begin DATA

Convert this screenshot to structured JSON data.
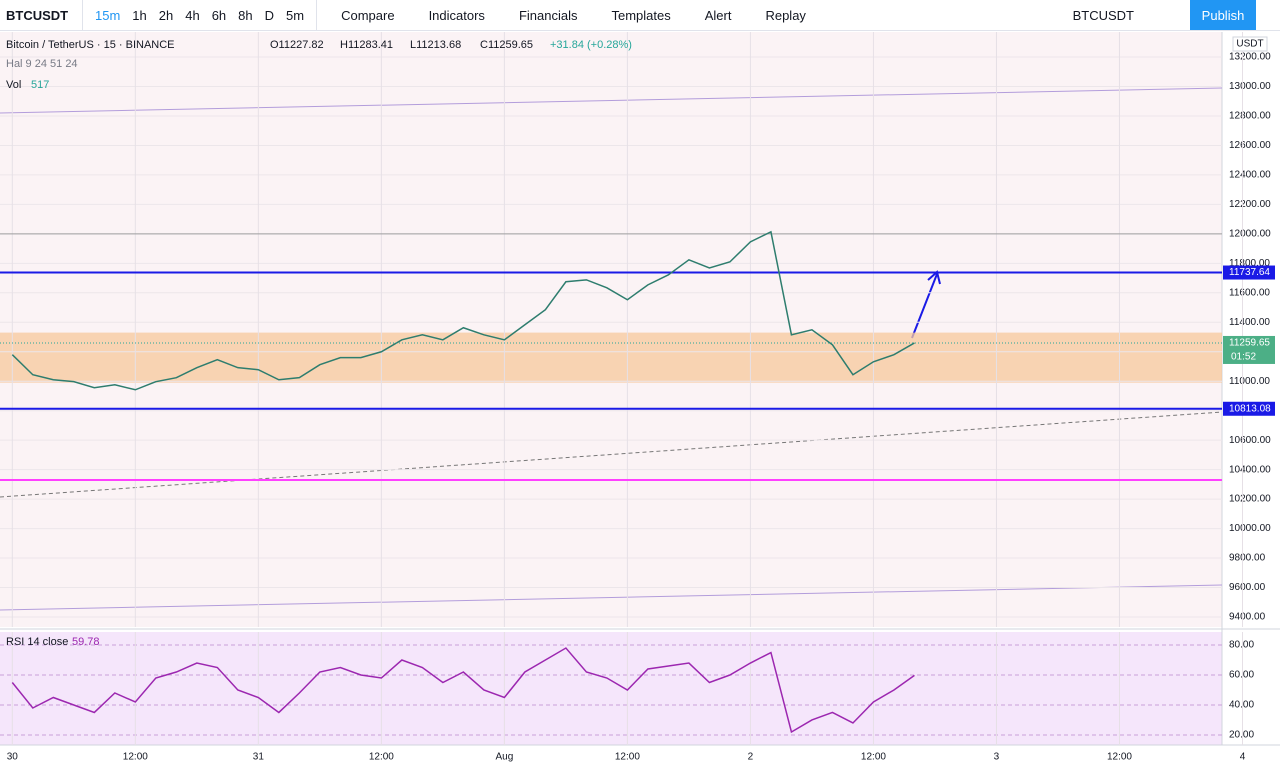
{
  "toolbar": {
    "symbol": "BTCUSDT",
    "intervals": [
      "15m",
      "1h",
      "2h",
      "4h",
      "6h",
      "8h",
      "D",
      "5m"
    ],
    "buttons": [
      "Compare",
      "Indicators",
      "Financials",
      "Templates",
      "Alert",
      "Replay"
    ],
    "symbol2": "BTCUSDT",
    "publish": "Publish"
  },
  "chart_data": [
    {
      "type": "line",
      "title": "Bitcoin / TetherUS · 15 · BINANCE",
      "ohlc": [
        "O11227.82",
        "H11283.41",
        "L11213.68",
        "C11259.65"
      ],
      "change": "+31.84 (+0.28%)",
      "study": "Hal 9 24 51 24",
      "vol_label": "Vol",
      "vol_value": "517",
      "currency": "USDT",
      "timer": "01:52",
      "x": [
        0,
        2,
        4,
        6,
        8,
        10,
        12,
        14,
        16,
        18,
        20,
        22,
        24,
        26,
        28,
        30,
        32,
        34,
        36,
        38,
        40,
        42,
        44,
        46,
        48,
        50,
        52,
        54,
        56,
        58,
        60,
        62,
        64,
        66,
        68,
        70,
        72,
        74,
        76,
        78,
        80,
        82,
        84,
        86,
        88
      ],
      "series": [
        {
          "name": "BTCUSDT",
          "color": "#2e7d6e",
          "values": [
            11180,
            11044,
            11010,
            10997,
            10956,
            10976,
            10942,
            10997,
            11024,
            11092,
            11146,
            11092,
            11078,
            11010,
            11024,
            11112,
            11160,
            11160,
            11200,
            11281,
            11315,
            11281,
            11363,
            11315,
            11281,
            11383,
            11485,
            11675,
            11688,
            11634,
            11553,
            11654,
            11722,
            11824,
            11769,
            11810,
            11946,
            12014,
            11315,
            11349,
            11247,
            11044,
            11132,
            11180,
            11259.65
          ]
        }
      ],
      "levels": [
        {
          "value": 11737.64,
          "color": "#1a1ae6",
          "labeled": true
        },
        {
          "value": 10813.08,
          "color": "#1a1ae6",
          "labeled": true
        },
        {
          "value": 10330,
          "color": "#ff40ff",
          "labeled": false
        },
        {
          "value": 12000,
          "color": "#9e9e9e",
          "labeled": false
        }
      ],
      "zone": [
        10990,
        11330
      ],
      "xlim": [
        -1.2,
        118
      ],
      "xticks": [
        {
          "value": 0,
          "label": "30"
        },
        {
          "value": 12,
          "label": "12:00"
        },
        {
          "value": 24,
          "label": "31"
        },
        {
          "value": 36,
          "label": "12:00"
        },
        {
          "value": 48,
          "label": "Aug"
        },
        {
          "value": 60,
          "label": "12:00"
        },
        {
          "value": 72,
          "label": "2"
        },
        {
          "value": 84,
          "label": "12:00"
        },
        {
          "value": 96,
          "label": "3"
        },
        {
          "value": 108,
          "label": "12:00"
        },
        {
          "value": 120,
          "label": "4"
        }
      ],
      "ylim": [
        9332,
        13370
      ],
      "yticks": [
        {
          "value": 9400,
          "label": "9400.00"
        },
        {
          "value": 9600,
          "label": "9600.00"
        },
        {
          "value": 9800,
          "label": "9800.00"
        },
        {
          "value": 10000,
          "label": "10000.00"
        },
        {
          "value": 10200,
          "label": "10200.00"
        },
        {
          "value": 10400,
          "label": "10400.00"
        },
        {
          "value": 10600,
          "label": "10600.00"
        },
        {
          "value": 10800,
          "label": "10800.00"
        },
        {
          "value": 11000,
          "label": "11000.00"
        },
        {
          "value": 11200,
          "label": "11200.00"
        },
        {
          "value": 11400,
          "label": "11400.00"
        },
        {
          "value": 11600,
          "label": "11600.00"
        },
        {
          "value": 11800,
          "label": "11800.00"
        },
        {
          "value": 12000,
          "label": "12000.00"
        },
        {
          "value": 12200,
          "label": "12200.00"
        },
        {
          "value": 12400,
          "label": "12400.00"
        },
        {
          "value": 12600,
          "label": "12600.00"
        },
        {
          "value": 12800,
          "label": "12800.00"
        },
        {
          "value": 13000,
          "label": "13000.00"
        },
        {
          "value": 13200,
          "label": "13200.00"
        }
      ],
      "grid": true
    },
    {
      "type": "line",
      "title": "RSI 14 close",
      "value_label": "59.78",
      "x": [
        0,
        2,
        4,
        6,
        8,
        10,
        12,
        14,
        16,
        18,
        20,
        22,
        24,
        26,
        28,
        30,
        32,
        34,
        36,
        38,
        40,
        42,
        44,
        46,
        48,
        50,
        52,
        54,
        56,
        58,
        60,
        62,
        64,
        66,
        68,
        70,
        72,
        74,
        76,
        78,
        80,
        82,
        84,
        86,
        88
      ],
      "series": [
        {
          "name": "RSI",
          "color": "#9c27b0",
          "values": [
            55,
            38,
            45,
            40,
            35,
            48,
            42,
            58,
            62,
            68,
            65,
            50,
            45,
            35,
            48,
            62,
            65,
            60,
            58,
            70,
            65,
            55,
            62,
            50,
            45,
            62,
            70,
            78,
            62,
            58,
            50,
            64,
            66,
            68,
            55,
            60,
            68,
            75,
            22,
            30,
            35,
            28,
            42,
            50,
            59.78
          ]
        }
      ],
      "xlim": [
        -1.2,
        118
      ],
      "ylim": [
        13.3,
        88.7
      ],
      "yticks": [
        {
          "value": 20,
          "label": "20.00"
        },
        {
          "value": 40,
          "label": "40.00"
        },
        {
          "value": 60,
          "label": "60.00"
        },
        {
          "value": 80,
          "label": "80.00"
        }
      ],
      "grid": true
    }
  ]
}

end DATA

_WHAT THE EXERCISE ASKS_
Leave out the pictures and give the listing above again exactly.

_SOLUTION TO THIS EXERCISE_
Convert this screenshot to structured JSON data.
{
  "toolbar": {
    "symbol": "BTCUSDT",
    "intervals": [
      "15m",
      "1h",
      "2h",
      "4h",
      "6h",
      "8h",
      "D",
      "5m"
    ],
    "buttons": [
      "Compare",
      "Indicators",
      "Financials",
      "Templates",
      "Alert",
      "Replay"
    ],
    "symbol2": "BTCUSDT",
    "publish": "Publish"
  },
  "chart_data": [
    {
      "type": "line",
      "title": "Bitcoin / TetherUS · 15 · BINANCE",
      "ohlc": [
        "O11227.82",
        "H11283.41",
        "L11213.68",
        "C11259.65"
      ],
      "change": "+31.84 (+0.28%)",
      "study": "Hal 9 24 51 24",
      "vol_label": "Vol",
      "vol_value": "517",
      "currency": "USDT",
      "timer": "01:52",
      "x": [
        0,
        2,
        4,
        6,
        8,
        10,
        12,
        14,
        16,
        18,
        20,
        22,
        24,
        26,
        28,
        30,
        32,
        34,
        36,
        38,
        40,
        42,
        44,
        46,
        48,
        50,
        52,
        54,
        56,
        58,
        60,
        62,
        64,
        66,
        68,
        70,
        72,
        74,
        76,
        78,
        80,
        82,
        84,
        86,
        88
      ],
      "series": [
        {
          "name": "BTCUSDT",
          "color": "#2e7d6e",
          "values": [
            11180,
            11044,
            11010,
            10997,
            10956,
            10976,
            10942,
            10997,
            11024,
            11092,
            11146,
            11092,
            11078,
            11010,
            11024,
            11112,
            11160,
            11160,
            11200,
            11281,
            11315,
            11281,
            11363,
            11315,
            11281,
            11383,
            11485,
            11675,
            11688,
            11634,
            11553,
            11654,
            11722,
            11824,
            11769,
            11810,
            11946,
            12014,
            11315,
            11349,
            11247,
            11044,
            11132,
            11180,
            11259.65
          ]
        }
      ],
      "levels": [
        {
          "value": 11737.64,
          "color": "#1a1ae6",
          "labeled": true
        },
        {
          "value": 10813.08,
          "color": "#1a1ae6",
          "labeled": true
        },
        {
          "value": 10330,
          "color": "#ff40ff",
          "labeled": false
        },
        {
          "value": 12000,
          "color": "#9e9e9e",
          "labeled": false
        }
      ],
      "zone": [
        10990,
        11330
      ],
      "xlim": [
        -1.2,
        118
      ],
      "xticks": [
        {
          "value": 0,
          "label": "30"
        },
        {
          "value": 12,
          "label": "12:00"
        },
        {
          "value": 24,
          "label": "31"
        },
        {
          "value": 36,
          "label": "12:00"
        },
        {
          "value": 48,
          "label": "Aug"
        },
        {
          "value": 60,
          "label": "12:00"
        },
        {
          "value": 72,
          "label": "2"
        },
        {
          "value": 84,
          "label": "12:00"
        },
        {
          "value": 96,
          "label": "3"
        },
        {
          "value": 108,
          "label": "12:00"
        },
        {
          "value": 120,
          "label": "4"
        }
      ],
      "ylim": [
        9332,
        13370
      ],
      "yticks": [
        {
          "value": 9400,
          "label": "9400.00"
        },
        {
          "value": 9600,
          "label": "9600.00"
        },
        {
          "value": 9800,
          "label": "9800.00"
        },
        {
          "value": 10000,
          "label": "10000.00"
        },
        {
          "value": 10200,
          "label": "10200.00"
        },
        {
          "value": 10400,
          "label": "10400.00"
        },
        {
          "value": 10600,
          "label": "10600.00"
        },
        {
          "value": 10800,
          "label": "10800.00"
        },
        {
          "value": 11000,
          "label": "11000.00"
        },
        {
          "value": 11200,
          "label": "11200.00"
        },
        {
          "value": 11400,
          "label": "11400.00"
        },
        {
          "value": 11600,
          "label": "11600.00"
        },
        {
          "value": 11800,
          "label": "11800.00"
        },
        {
          "value": 12000,
          "label": "12000.00"
        },
        {
          "value": 12200,
          "label": "12200.00"
        },
        {
          "value": 12400,
          "label": "12400.00"
        },
        {
          "value": 12600,
          "label": "12600.00"
        },
        {
          "value": 12800,
          "label": "12800.00"
        },
        {
          "value": 13000,
          "label": "13000.00"
        },
        {
          "value": 13200,
          "label": "13200.00"
        }
      ],
      "grid": true
    },
    {
      "type": "line",
      "title": "RSI 14 close",
      "value_label": "59.78",
      "x": [
        0,
        2,
        4,
        6,
        8,
        10,
        12,
        14,
        16,
        18,
        20,
        22,
        24,
        26,
        28,
        30,
        32,
        34,
        36,
        38,
        40,
        42,
        44,
        46,
        48,
        50,
        52,
        54,
        56,
        58,
        60,
        62,
        64,
        66,
        68,
        70,
        72,
        74,
        76,
        78,
        80,
        82,
        84,
        86,
        88
      ],
      "series": [
        {
          "name": "RSI",
          "color": "#9c27b0",
          "values": [
            55,
            38,
            45,
            40,
            35,
            48,
            42,
            58,
            62,
            68,
            65,
            50,
            45,
            35,
            48,
            62,
            65,
            60,
            58,
            70,
            65,
            55,
            62,
            50,
            45,
            62,
            70,
            78,
            62,
            58,
            50,
            64,
            66,
            68,
            55,
            60,
            68,
            75,
            22,
            30,
            35,
            28,
            42,
            50,
            59.78
          ]
        }
      ],
      "xlim": [
        -1.2,
        118
      ],
      "ylim": [
        13.3,
        88.7
      ],
      "yticks": [
        {
          "value": 20,
          "label": "20.00"
        },
        {
          "value": 40,
          "label": "40.00"
        },
        {
          "value": 60,
          "label": "60.00"
        },
        {
          "value": 80,
          "label": "80.00"
        }
      ],
      "grid": true
    }
  ]
}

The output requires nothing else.